These studies all show a significant advantage for the use of this technology not only for high-grade gliomas as outlined above but also for low-grade gliomas and pituitary tumors [16,43,52-54]. However, despite the use of this technology complete resection is sometimes still not possible. This can be secondary to tumor location in or near eloquent cortex, tumor adjacent to the ventricle or tumor extending into deep or midline structures or associated around major vascular structures[27,35,55,56]. Image interpretation during intraoperative procedures can also lead to its own challenges. Tissue can become distorted and damaged secondary to surgical trauma. This can lead to a disruption of the blood-brain barrier and thus increased contrast enhancement. In addition, blood products and air in the surgical cavity can also distort the imaging findings [35,43,44]. Finally the administration of contrast agents for preoperative navigational studies the morning of surgery can also affect intraoperative imaging results. As a result of these issues we routinely review all intraoperative imaging scans alongside an experienced neuroradiologist in the iMRI control room during all procedures. Intraoperative scans are directly compared to preoperative studies and when necessary any areas of questionable residual tumor are directly investigated after the new dataset is downloaded to the navigation system. Careful review of the imaging findings are necessary as overly aggressive resections can lead to increased risk of new neurological deficits.

Advertisement

7. Awake mapping techniques

Regardless of the surgical techniques used for tumor resection the goal for extensive tumor removal must always be tempered with the potential risk of inducing new or worsened neurological injuries, as the patients postoperative neurological status is strongly correlated with overall outcome. For lesions located in or near motor or speech centers intraoperative mapping via electro-cortical stimulation can effectively identify these eloquent areas.
++++++++
» **Set of tasks**:
A. In the brain tumor surgery text, what are the answers to these questions?
(i) Besides high-grade gliomas, which tumors show an advantage from this technology?
(ii) Who reviews all intraoperative imaging scans in the iMRI control room along with the authors?
(iii) What method can identify eloquent areas for lesions in or near motor or speech centers?
B. Does each statement agree with the brain tumor surgery text? Give yes or no, and quote the words that decide it.
(i) Blood products and air in the surgical cavity can distort imaging findings.
(ii) With this technology, complete resection is always possible.
(iii) A patient's postoperative neurological status is only weakly related to overall outcome.
The records have no connection to the text above.

» **Extracted information**:
++++++++
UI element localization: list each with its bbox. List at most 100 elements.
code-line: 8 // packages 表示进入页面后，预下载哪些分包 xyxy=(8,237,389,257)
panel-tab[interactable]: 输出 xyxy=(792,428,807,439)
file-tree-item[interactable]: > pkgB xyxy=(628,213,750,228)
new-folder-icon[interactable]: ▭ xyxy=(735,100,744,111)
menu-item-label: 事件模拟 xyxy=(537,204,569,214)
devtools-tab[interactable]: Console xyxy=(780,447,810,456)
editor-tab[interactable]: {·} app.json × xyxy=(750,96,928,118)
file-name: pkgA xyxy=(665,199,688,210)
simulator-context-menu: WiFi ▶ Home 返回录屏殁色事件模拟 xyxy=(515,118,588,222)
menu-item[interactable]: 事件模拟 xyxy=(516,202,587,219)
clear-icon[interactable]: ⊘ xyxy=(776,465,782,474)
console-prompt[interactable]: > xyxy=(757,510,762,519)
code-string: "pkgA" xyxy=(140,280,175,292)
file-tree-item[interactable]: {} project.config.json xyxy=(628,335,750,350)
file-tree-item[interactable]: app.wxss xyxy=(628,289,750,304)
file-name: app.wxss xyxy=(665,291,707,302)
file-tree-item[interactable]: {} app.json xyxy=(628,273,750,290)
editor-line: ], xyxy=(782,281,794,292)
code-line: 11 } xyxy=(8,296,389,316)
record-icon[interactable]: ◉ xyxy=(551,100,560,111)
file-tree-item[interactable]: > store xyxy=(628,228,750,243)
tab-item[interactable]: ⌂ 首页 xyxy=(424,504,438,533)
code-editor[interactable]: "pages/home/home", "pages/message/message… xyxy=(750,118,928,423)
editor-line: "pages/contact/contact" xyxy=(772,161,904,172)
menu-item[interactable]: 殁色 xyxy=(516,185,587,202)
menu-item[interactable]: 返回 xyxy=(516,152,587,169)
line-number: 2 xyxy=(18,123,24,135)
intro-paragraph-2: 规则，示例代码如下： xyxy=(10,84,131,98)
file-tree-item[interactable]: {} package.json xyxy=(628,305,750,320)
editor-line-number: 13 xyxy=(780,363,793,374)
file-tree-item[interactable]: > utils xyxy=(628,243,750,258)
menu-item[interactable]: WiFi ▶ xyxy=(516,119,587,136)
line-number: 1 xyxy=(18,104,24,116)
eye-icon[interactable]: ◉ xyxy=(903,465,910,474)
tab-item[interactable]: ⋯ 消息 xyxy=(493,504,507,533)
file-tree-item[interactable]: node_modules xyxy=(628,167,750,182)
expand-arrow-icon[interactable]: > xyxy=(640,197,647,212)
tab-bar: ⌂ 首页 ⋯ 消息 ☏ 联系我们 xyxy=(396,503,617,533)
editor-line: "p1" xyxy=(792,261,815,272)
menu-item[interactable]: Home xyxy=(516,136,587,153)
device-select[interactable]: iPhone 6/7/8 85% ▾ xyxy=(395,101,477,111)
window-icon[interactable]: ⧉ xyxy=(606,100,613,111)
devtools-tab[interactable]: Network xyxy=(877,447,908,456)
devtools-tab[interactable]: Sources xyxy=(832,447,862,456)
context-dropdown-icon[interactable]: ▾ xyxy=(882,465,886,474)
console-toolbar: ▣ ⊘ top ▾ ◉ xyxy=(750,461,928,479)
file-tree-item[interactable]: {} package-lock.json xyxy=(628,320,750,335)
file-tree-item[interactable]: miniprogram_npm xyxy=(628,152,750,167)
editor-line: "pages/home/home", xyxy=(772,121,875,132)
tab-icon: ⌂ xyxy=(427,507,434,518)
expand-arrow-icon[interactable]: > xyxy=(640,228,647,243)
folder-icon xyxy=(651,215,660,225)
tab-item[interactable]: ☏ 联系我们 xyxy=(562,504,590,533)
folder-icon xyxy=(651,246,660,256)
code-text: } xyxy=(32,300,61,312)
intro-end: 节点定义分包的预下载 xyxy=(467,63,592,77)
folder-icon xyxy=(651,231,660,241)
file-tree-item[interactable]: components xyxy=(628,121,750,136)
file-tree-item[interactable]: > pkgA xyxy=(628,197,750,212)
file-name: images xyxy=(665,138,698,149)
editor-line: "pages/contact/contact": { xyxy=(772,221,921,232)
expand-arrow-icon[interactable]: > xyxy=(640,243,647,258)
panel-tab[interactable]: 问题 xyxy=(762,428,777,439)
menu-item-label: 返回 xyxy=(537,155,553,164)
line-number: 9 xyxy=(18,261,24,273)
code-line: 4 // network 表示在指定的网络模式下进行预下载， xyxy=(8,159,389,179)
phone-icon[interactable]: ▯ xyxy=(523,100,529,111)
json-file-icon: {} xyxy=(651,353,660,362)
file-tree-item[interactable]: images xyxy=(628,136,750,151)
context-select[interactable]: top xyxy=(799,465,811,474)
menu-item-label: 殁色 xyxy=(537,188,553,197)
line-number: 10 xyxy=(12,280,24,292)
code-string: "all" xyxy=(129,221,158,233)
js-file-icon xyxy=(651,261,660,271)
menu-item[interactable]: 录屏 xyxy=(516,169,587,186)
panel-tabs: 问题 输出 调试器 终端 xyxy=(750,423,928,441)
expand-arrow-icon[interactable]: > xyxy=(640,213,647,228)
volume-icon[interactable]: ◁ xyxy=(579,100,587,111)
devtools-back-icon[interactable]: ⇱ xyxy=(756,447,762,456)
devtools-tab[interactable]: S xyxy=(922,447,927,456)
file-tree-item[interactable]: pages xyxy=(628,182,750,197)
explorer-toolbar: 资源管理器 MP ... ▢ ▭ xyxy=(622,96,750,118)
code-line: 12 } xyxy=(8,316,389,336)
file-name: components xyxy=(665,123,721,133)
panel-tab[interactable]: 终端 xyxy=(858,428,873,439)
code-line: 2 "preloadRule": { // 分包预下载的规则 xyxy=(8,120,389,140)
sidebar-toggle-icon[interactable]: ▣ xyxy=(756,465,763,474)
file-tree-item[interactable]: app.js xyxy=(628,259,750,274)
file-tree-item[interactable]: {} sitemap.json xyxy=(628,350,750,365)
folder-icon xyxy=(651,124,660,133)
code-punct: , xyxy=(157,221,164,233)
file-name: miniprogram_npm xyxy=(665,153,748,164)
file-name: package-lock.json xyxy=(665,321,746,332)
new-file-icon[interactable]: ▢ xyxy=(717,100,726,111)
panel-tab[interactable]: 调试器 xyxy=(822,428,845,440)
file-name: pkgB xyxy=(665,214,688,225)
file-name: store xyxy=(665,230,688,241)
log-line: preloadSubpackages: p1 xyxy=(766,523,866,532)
++++++++
» **Task-by-task results**:
A.
(i) Low-grade gliomas and pituitary tumors.
(ii) An experienced neuroradiologist.
(iii) Intraoperative mapping via electro-cortical stimulation.

B.
(i) Yes: "blood products and air in the surgical cavity can also distort the imaging findings"
(ii) No: "despite the use of this technology complete resection is sometimes still not possible"
(iii) No: "the patients postoperative neurological status is strongly correlated with overall outcome"